How to complete this task -> Answer with only the number of lines below where "water" appears.

┌──

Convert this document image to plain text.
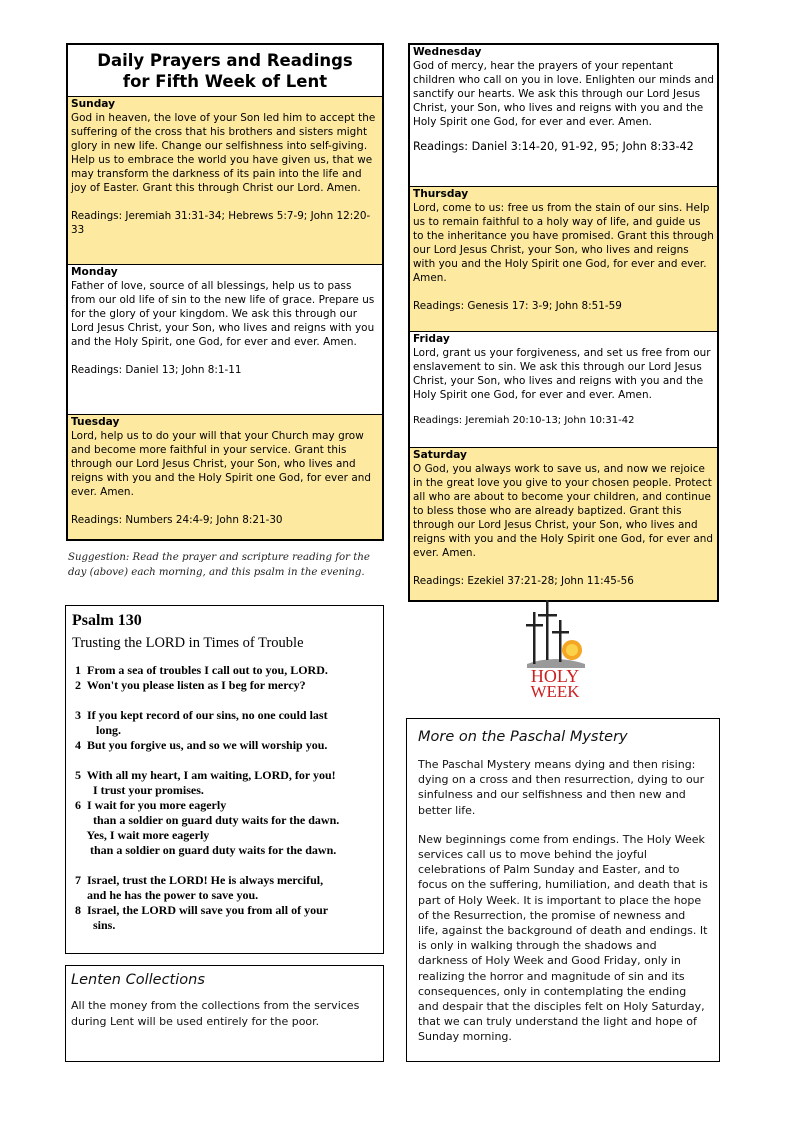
Daily Prayers and Readings
for Fifth Week of Lent
Sunday
God in heaven, the love of your Son led him to accept the suffering of the cross that his brothers and sisters might glory in new life. Change our selfishness into self-giving. Help us to embrace the world you have given us, that we may transform the darkness of its pain into the life and joy of Easter. Grant this through Christ our Lord. Amen.
Readings: Jeremiah 31:31-34; Hebrews 5:7-9; John 12:20-33
Monday
Father of love, source of all blessings, help us to pass from our old life of sin to the new life of grace. Prepare us for the glory of your kingdom. We ask this through our Lord Jesus Christ, your Son, who lives and reigns with you and the Holy Spirit, one God, for ever and ever. Amen.
Readings: Daniel 13; John 8:1-11
Tuesday
Lord, help us to do your will that your Church may grow and become more faithful in your service. Grant this through our Lord Jesus Christ, your Son, who lives and reigns with you and the Holy Spirit one God, for ever and ever. Amen.
Readings: Numbers 24:4-9; John 8:21-30
Wednesday
God of mercy, hear the prayers of your repentant children who call on you in love. Enlighten our minds and sanctify our hearts. We ask this through our Lord Jesus Christ, your Son, who lives and reigns with you and the Holy Spirit one God, for ever and ever. Amen.
Readings: Daniel 3:14-20, 91-92, 95; John 8:33-42
Thursday
Lord, come to us: free us from the stain of our sins. Help us to remain faithful to a holy way of life, and guide us to the inheritance you have promised. Grant this through our Lord Jesus Christ, your Son, who lives and reigns with you and the Holy Spirit one God, for ever and ever. Amen.
Readings: Genesis 17: 3-9; John 8:51-59
Friday
Lord, grant us your forgiveness, and set us free from our enslavement to sin. We ask this through our Lord Jesus Christ, your Son, who lives and reigns with you and the Holy Spirit one God, for ever and ever. Amen.
Readings: Jeremiah 20:10-13; John 10:31-42
Saturday
O God, you always work to save us, and now we rejoice in the great love you give to your chosen people. Protect all who are about to become your children, and continue to bless those who are already baptized. Grant this through our Lord Jesus Christ, your Son, who lives and reigns with you and the Holy Spirit one God, for ever and ever. Amen.
Readings: Ezekiel 37:21-28; John 11:45-56
Suggestion: Read the prayer and scripture reading for the day (above) each morning, and this psalm in the evening.
Psalm 130
Trusting the LORD in Times of Trouble
1  From a sea of troubles I call out to you, LORD.
2  Won't you please listen as I beg for mercy?
3  If you kept record of our sins, no one could last
long.
4  But you forgive us, and so we will worship you.
5  With all my heart, I am waiting, LORD, for you!
I trust your promises.
6  I wait for you more eagerly
than a soldier on guard duty waits for the dawn.
Yes, I wait more eagerly
than a soldier on guard duty waits for the dawn.
7  Israel, trust the LORD! He is always merciful,
and he has the power to save you.
8  Israel, the LORD will save you from all of your
sins.
Lenten Collections
All the money from the collections from the services during Lent will be used entirely for the poor.
HOLY
WEEK
More on the Paschal Mystery
The Paschal Mystery means dying and then rising: dying on a cross and then resurrection, dying to our sinfulness and our selfishness and then new and better life.
New beginnings come from endings. The Holy Week services call us to move behind the joyful celebrations of Palm Sunday and Easter, and to focus on the suffering, humiliation, and death that is part of Holy Week. It is important to place the hope of the Resurrection, the promise of newness and life, against the background of death and endings. It is only in walking through the shadows and darkness of Holy Week and Good Friday, only in realizing the horror and magnitude of sin and its consequences, only in contemplating the ending and despair that the disciples felt on Holy Saturday, that we can truly understand the light and hope of Sunday morning.
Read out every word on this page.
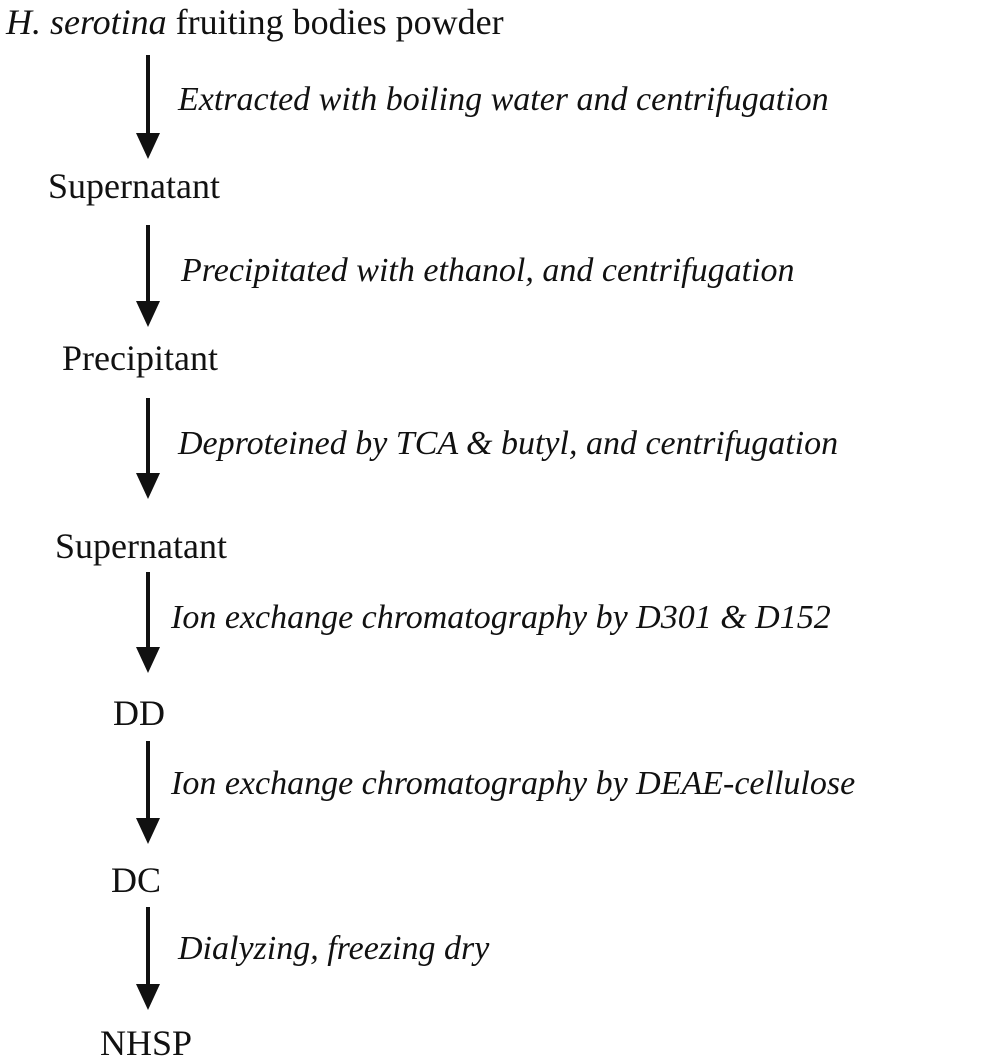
H. serotina fruiting bodies powder
Extracted with boiling water and centrifugation
Supernatant
Precipitated with ethanol, and centrifugation
Precipitant
Deproteined by TCA & butyl, and centrifugation
Supernatant
Ion exchange chromatography by D301 & D152
DD
Ion exchange chromatography by DEAE-cellulose
DC
Dialyzing, freezing dry
NHSP
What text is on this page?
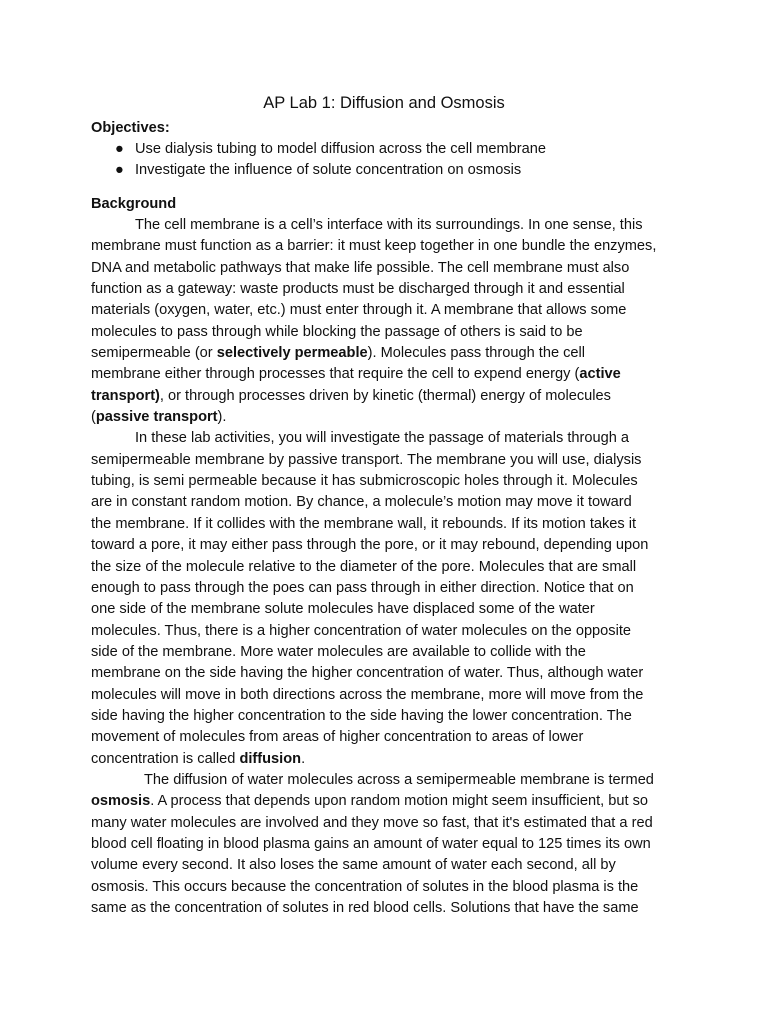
AP Lab 1: Diffusion and Osmosis
Objectives:
● Use dialysis tubing to model diffusion across the cell membrane
● Investigate the influence of solute concentration on osmosis
Background
The cell membrane is a cell’s interface with its surroundings. In one sense, this
membrane must function as a barrier: it must keep together in one bundle the enzymes,
DNA and metabolic pathways that make life possible. The cell membrane must also
function as a gateway: waste products must be discharged through it and essential
materials (oxygen, water, etc.) must enter through it. A membrane that allows some
molecules to pass through while blocking the passage of others is said to be
semipermeable (or selectively permeable). Molecules pass through the cell
membrane either through processes that require the cell to expend energy (active
transport), or through processes driven by kinetic (thermal) energy of molecules
(passive transport).
In these lab activities, you will investigate the passage of materials through a
semipermeable membrane by passive transport. The membrane you will use, dialysis
tubing, is semi permeable because it has submicroscopic holes through it. Molecules
are in constant random motion. By chance, a molecule’s motion may move it toward
the membrane. If it collides with the membrane wall, it rebounds. If its motion takes it
toward a pore, it may either pass through the pore, or it may rebound, depending upon
the size of the molecule relative to the diameter of the pore. Molecules that are small
enough to pass through the poes can pass through in either direction. Notice that on
one side of the membrane solute molecules have displaced some of the water
molecules. Thus, there is a higher concentration of water molecules on the opposite
side of the membrane. More water molecules are available to collide with the
membrane on the side having the higher concentration of water. Thus, although water
molecules will move in both directions across the membrane, more will move from the
side having the higher concentration to the side having the lower concentration. The
movement of molecules from areas of higher concentration to areas of lower
concentration is called diffusion.
The diffusion of water molecules across a semipermeable membrane is termed
osmosis. A process that depends upon random motion might seem insufficient, but so
many water molecules are involved and they move so fast, that it's estimated that a red
blood cell floating in blood plasma gains an amount of water equal to 125 times its own
volume every second. It also loses the same amount of water each second, all by
osmosis. This occurs because the concentration of solutes in the blood plasma is the
same as the concentration of solutes in red blood cells. Solutions that have the same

└──

Answer to the problem -> 10